Pick out every line with the word "houses" and copy it.
** BEGIN Given data **
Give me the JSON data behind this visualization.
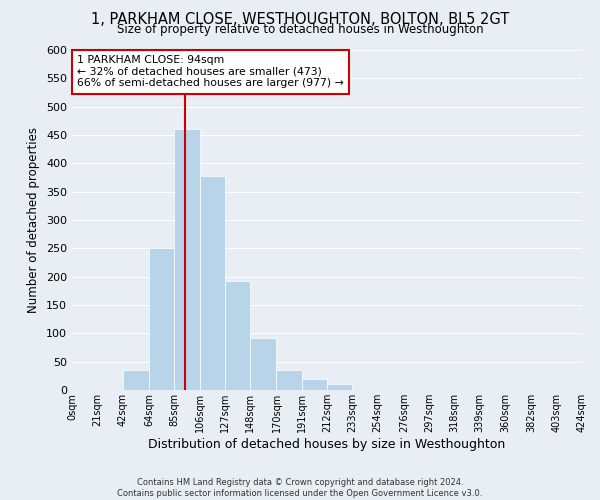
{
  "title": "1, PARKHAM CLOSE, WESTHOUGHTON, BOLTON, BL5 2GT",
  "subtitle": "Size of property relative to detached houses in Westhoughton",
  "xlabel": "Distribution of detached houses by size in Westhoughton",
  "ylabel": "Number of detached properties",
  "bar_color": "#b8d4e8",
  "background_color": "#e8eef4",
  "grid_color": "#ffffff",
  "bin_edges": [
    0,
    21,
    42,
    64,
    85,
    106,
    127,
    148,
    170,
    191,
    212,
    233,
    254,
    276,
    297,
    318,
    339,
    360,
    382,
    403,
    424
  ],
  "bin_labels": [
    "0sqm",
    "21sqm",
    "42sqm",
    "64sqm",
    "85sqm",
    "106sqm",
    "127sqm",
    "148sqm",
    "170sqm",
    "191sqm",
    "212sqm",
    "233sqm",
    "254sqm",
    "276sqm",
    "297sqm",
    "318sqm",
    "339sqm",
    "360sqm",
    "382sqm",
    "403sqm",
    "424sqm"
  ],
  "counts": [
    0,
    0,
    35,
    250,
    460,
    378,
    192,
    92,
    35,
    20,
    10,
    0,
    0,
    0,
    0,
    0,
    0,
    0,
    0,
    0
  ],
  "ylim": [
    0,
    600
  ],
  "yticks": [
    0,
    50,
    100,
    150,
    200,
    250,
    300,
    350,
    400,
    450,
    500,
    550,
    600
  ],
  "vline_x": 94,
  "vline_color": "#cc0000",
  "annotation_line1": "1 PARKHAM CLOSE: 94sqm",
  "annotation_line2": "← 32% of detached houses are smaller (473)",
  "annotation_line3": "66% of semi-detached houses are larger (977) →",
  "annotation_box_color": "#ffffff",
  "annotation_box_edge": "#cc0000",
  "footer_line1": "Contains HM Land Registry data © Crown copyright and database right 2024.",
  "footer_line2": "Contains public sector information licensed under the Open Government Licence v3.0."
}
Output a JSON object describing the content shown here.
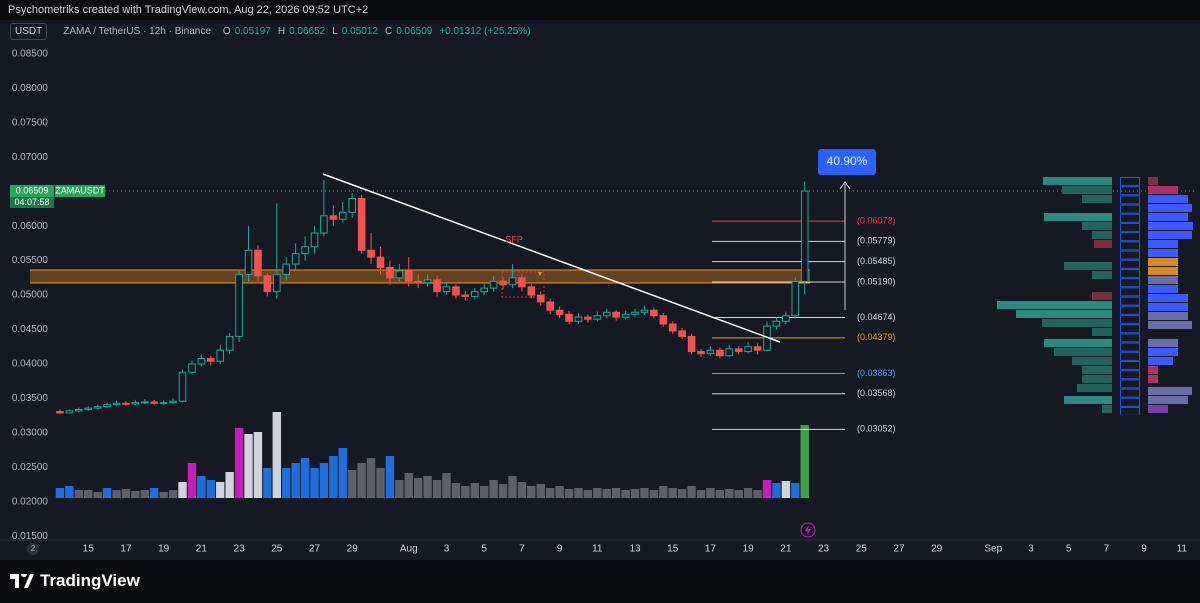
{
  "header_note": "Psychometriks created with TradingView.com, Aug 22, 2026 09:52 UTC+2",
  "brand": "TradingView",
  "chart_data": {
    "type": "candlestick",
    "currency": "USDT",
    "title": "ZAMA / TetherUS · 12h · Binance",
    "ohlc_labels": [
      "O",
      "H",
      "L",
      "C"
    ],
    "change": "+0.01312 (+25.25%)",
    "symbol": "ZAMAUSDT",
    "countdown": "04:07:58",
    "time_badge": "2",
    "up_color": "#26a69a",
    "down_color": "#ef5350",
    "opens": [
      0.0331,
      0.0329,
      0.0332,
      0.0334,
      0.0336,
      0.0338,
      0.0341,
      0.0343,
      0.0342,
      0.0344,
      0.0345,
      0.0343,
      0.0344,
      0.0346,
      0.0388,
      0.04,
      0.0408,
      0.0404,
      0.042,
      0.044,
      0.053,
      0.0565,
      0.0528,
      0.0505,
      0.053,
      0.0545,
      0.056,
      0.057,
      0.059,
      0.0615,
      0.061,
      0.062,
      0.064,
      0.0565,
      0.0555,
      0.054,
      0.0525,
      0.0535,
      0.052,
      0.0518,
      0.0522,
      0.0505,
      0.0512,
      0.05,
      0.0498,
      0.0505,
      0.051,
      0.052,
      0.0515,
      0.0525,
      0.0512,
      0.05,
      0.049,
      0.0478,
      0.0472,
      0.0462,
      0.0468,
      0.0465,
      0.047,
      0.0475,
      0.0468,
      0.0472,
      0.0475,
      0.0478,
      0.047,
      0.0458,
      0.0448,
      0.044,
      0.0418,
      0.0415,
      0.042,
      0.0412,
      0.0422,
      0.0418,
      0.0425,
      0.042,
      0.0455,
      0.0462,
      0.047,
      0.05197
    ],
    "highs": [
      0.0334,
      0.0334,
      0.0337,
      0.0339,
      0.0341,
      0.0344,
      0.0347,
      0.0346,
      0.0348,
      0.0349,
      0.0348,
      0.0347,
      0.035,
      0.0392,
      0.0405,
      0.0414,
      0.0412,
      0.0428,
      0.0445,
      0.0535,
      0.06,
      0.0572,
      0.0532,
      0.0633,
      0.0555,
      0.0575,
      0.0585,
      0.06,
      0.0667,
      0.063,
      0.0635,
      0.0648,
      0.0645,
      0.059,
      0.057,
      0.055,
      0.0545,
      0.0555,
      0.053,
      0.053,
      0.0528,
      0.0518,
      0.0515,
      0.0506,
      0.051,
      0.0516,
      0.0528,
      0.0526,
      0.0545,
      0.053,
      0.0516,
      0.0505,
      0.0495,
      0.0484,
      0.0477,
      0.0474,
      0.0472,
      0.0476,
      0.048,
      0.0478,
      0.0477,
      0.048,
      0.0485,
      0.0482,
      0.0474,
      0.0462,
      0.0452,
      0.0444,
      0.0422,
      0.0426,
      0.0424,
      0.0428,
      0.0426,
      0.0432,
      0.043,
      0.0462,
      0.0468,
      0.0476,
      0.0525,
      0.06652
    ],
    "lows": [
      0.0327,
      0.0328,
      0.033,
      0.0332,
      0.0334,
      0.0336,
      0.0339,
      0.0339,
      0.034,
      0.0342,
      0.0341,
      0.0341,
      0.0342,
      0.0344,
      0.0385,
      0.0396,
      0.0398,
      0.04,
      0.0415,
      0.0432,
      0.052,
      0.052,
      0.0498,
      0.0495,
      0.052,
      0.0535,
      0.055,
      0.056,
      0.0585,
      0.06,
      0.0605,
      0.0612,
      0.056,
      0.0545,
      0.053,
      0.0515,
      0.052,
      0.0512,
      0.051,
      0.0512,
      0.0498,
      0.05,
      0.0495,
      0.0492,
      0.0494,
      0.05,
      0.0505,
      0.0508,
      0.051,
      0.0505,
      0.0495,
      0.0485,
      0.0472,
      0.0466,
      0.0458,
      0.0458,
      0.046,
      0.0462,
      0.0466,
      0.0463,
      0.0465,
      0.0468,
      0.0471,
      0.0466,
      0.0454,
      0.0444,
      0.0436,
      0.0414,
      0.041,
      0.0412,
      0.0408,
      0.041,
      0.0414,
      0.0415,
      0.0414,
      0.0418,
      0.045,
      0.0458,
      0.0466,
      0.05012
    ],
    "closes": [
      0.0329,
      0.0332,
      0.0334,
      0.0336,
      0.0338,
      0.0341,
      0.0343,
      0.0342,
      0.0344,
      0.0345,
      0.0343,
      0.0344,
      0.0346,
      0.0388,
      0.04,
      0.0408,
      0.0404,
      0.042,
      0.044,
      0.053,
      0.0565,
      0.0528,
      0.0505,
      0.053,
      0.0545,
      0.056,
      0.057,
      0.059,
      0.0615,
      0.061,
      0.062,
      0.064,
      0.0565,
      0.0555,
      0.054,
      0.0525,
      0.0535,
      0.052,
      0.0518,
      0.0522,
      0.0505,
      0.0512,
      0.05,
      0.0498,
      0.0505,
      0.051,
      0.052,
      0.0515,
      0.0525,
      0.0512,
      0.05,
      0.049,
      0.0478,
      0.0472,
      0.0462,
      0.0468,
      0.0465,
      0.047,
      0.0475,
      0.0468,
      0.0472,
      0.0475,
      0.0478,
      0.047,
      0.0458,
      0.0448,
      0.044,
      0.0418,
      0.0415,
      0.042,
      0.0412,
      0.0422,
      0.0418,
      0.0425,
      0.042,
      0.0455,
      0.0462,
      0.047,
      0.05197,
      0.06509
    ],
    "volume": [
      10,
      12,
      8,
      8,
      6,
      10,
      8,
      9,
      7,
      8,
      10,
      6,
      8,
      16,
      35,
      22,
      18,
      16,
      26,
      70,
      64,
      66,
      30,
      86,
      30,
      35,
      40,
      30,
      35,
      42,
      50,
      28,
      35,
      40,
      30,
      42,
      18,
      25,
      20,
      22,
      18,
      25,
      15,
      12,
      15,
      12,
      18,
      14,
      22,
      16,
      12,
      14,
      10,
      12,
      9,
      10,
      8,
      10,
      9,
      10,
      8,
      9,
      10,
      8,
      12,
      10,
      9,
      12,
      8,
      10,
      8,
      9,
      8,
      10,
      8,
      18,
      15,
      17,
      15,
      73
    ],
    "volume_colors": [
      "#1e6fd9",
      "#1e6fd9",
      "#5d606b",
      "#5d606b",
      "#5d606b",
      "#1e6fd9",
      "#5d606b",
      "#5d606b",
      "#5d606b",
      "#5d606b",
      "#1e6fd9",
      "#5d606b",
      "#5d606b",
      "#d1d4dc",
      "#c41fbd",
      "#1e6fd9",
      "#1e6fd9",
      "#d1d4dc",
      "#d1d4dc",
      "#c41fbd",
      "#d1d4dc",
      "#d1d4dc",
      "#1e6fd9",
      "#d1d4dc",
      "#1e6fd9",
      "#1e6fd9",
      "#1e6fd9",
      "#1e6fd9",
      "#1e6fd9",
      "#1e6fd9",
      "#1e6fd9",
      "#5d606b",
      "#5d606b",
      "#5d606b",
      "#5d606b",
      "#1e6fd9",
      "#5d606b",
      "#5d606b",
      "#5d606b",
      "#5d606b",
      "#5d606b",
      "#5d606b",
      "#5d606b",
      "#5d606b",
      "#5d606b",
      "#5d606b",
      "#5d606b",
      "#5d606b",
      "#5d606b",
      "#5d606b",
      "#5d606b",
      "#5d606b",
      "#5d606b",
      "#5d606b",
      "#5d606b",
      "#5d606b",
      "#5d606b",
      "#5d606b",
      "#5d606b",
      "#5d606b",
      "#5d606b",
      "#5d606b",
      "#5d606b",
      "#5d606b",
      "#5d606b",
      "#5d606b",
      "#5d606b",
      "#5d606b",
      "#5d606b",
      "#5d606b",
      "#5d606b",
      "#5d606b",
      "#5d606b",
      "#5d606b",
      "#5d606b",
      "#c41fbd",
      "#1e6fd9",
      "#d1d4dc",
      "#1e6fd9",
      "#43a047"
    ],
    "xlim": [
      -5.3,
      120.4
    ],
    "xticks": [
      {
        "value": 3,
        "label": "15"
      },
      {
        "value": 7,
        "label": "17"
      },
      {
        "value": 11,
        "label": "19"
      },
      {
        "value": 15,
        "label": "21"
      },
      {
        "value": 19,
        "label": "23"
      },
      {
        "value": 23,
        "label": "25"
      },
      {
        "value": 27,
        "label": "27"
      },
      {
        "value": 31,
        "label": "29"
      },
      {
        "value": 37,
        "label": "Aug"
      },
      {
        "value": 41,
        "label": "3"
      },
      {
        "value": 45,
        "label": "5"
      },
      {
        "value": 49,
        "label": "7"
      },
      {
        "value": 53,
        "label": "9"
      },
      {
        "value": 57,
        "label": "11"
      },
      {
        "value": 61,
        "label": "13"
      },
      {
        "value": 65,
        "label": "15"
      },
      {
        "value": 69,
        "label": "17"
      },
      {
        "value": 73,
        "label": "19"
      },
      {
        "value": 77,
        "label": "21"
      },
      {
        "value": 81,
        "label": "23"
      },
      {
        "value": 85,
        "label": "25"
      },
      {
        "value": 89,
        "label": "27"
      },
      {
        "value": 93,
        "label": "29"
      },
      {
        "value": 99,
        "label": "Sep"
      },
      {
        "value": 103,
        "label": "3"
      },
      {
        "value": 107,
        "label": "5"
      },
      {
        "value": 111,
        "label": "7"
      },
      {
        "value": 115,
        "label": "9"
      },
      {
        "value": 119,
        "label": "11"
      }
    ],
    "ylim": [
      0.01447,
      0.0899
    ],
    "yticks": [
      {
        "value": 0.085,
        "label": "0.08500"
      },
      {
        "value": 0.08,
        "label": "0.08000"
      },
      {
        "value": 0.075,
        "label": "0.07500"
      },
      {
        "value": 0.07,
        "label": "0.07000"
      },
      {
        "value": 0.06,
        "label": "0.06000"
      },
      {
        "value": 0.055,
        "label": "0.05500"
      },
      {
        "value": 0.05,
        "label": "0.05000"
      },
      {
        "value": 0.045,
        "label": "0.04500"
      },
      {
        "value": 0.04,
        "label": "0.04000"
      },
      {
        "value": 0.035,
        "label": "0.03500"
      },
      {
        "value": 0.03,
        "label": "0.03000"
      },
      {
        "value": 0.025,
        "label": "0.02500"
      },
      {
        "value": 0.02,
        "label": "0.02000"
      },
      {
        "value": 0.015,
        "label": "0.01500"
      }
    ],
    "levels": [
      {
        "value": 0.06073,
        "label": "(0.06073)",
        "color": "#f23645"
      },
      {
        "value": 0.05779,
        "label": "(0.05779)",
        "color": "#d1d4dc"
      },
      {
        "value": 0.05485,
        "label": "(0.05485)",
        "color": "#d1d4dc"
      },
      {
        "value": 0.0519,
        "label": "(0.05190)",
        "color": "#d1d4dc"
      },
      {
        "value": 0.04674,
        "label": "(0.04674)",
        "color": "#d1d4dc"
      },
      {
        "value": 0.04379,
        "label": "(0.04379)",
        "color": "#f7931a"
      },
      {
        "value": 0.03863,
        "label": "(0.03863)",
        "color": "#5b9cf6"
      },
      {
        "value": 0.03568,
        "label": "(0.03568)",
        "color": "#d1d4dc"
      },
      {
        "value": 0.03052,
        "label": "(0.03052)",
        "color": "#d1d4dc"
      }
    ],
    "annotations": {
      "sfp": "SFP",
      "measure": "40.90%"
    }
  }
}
** END Given data **
### Reply
  "subtitle": "Size of property relative to detached houses in Westhoughton",
  "xlabel": "Distribution of detached houses by size in Westhoughton",
  "annotation_line2": "← 32% of detached houses are smaller (473)",
  "annotation_line3": "66% of semi-detached houses are larger (977) →",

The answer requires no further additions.